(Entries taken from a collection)

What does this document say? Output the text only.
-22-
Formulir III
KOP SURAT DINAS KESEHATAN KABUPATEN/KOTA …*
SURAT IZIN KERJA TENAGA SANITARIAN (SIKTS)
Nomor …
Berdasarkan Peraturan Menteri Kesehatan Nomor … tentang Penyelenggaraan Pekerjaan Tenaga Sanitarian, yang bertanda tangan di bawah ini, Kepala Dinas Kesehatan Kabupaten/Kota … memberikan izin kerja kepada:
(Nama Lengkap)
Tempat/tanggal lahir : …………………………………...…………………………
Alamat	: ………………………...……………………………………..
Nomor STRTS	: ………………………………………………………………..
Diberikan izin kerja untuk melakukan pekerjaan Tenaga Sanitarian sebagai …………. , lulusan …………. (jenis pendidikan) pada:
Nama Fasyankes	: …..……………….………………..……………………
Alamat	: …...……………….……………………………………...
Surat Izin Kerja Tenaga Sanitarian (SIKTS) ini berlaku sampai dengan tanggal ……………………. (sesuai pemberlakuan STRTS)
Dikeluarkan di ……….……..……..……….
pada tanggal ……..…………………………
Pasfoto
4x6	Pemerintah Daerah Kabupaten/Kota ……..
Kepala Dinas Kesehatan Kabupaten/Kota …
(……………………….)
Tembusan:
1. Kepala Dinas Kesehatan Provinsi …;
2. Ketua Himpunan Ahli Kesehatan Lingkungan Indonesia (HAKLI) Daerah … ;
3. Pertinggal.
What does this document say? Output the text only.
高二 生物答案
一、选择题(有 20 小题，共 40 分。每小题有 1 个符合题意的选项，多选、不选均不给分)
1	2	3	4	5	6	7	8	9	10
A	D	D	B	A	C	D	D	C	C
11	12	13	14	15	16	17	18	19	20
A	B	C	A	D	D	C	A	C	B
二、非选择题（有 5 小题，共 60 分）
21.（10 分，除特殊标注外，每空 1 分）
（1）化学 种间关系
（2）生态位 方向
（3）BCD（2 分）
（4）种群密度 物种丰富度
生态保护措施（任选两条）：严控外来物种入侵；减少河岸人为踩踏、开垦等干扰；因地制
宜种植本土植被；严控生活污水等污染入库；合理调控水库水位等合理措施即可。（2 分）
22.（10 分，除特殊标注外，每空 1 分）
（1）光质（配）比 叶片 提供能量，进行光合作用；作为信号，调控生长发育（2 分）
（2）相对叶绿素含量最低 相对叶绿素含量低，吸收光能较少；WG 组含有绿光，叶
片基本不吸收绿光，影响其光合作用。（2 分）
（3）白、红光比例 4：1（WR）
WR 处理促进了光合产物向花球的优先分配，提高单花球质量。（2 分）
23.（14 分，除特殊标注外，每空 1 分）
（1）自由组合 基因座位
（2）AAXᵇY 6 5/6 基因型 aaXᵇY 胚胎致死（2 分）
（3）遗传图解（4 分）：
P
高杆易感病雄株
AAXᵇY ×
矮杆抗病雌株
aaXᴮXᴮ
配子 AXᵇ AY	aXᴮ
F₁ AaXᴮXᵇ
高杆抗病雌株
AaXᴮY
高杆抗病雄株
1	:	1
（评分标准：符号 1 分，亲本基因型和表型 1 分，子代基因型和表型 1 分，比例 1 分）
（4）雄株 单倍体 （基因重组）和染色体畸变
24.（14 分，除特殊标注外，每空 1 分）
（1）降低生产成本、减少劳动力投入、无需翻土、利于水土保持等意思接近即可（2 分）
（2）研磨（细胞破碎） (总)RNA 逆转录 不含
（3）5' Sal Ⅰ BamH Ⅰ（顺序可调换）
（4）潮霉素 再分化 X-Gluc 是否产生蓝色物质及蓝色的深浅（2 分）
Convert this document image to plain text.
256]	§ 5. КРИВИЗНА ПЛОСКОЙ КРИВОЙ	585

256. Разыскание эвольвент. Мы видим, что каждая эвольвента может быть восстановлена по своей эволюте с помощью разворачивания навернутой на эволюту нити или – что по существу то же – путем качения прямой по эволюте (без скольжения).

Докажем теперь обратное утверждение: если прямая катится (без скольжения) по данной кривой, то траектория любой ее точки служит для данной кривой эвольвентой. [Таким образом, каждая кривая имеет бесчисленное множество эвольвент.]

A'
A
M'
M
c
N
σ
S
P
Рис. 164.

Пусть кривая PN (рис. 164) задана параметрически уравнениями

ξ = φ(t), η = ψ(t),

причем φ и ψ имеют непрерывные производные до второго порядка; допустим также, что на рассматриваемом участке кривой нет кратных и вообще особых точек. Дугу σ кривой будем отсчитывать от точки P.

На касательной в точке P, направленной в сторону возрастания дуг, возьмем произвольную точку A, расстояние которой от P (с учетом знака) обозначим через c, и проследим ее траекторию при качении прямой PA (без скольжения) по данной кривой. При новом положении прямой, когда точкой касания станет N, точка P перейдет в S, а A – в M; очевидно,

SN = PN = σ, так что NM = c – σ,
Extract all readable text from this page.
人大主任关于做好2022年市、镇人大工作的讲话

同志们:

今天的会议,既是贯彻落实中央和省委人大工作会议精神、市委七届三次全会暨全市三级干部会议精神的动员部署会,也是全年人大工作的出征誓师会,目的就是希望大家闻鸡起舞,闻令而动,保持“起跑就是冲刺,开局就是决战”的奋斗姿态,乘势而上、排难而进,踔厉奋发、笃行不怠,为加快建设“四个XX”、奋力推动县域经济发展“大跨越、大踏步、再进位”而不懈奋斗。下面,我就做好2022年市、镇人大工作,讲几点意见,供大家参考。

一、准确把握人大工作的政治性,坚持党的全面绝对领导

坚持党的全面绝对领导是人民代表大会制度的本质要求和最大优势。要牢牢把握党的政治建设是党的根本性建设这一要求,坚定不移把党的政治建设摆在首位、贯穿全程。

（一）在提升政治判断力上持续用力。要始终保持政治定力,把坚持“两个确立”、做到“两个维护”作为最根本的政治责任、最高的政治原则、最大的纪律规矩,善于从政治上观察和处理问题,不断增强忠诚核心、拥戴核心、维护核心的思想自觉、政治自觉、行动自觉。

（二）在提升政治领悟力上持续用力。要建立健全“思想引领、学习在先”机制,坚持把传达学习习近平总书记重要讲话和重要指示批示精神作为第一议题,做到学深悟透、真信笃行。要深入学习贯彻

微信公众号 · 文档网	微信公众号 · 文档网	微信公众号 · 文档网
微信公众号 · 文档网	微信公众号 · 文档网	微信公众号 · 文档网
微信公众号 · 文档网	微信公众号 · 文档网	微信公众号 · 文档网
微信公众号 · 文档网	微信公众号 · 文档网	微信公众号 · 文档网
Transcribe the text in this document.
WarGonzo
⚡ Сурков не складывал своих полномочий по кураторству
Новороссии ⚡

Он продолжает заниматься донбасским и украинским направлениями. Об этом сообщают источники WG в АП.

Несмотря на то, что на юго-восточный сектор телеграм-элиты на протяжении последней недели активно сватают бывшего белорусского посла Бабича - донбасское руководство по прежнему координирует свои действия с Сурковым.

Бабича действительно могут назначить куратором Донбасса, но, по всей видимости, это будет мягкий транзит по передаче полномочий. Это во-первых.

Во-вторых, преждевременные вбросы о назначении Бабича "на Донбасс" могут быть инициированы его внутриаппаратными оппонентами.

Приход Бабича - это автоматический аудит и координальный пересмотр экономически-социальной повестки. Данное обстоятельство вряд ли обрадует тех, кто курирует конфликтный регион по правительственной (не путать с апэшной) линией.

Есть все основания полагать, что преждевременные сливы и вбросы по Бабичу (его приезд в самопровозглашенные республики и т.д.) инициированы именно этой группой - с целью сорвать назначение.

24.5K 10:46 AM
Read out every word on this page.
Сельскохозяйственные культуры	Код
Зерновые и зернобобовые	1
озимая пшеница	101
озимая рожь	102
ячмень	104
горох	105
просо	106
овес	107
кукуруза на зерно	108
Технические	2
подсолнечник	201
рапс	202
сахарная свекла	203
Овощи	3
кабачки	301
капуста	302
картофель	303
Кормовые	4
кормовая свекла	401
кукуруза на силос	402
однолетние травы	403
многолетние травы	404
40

→ WHAT IS BEING ASKED
Pick out the lines containing the string "преждевременные".

→ THE RESPONSE
Во-вторых, преждевременные вбросы о назначении Бабича "на Донбасс" могут быть инициированы его внутриаппаратными оппонентами.
Есть все основания полагать, что преждевременные сливы и вбросы по Бабичу (его приезд в самопровозглашенные республики и т.д.) инициированы именно этой группой - с целью сорвать назначение.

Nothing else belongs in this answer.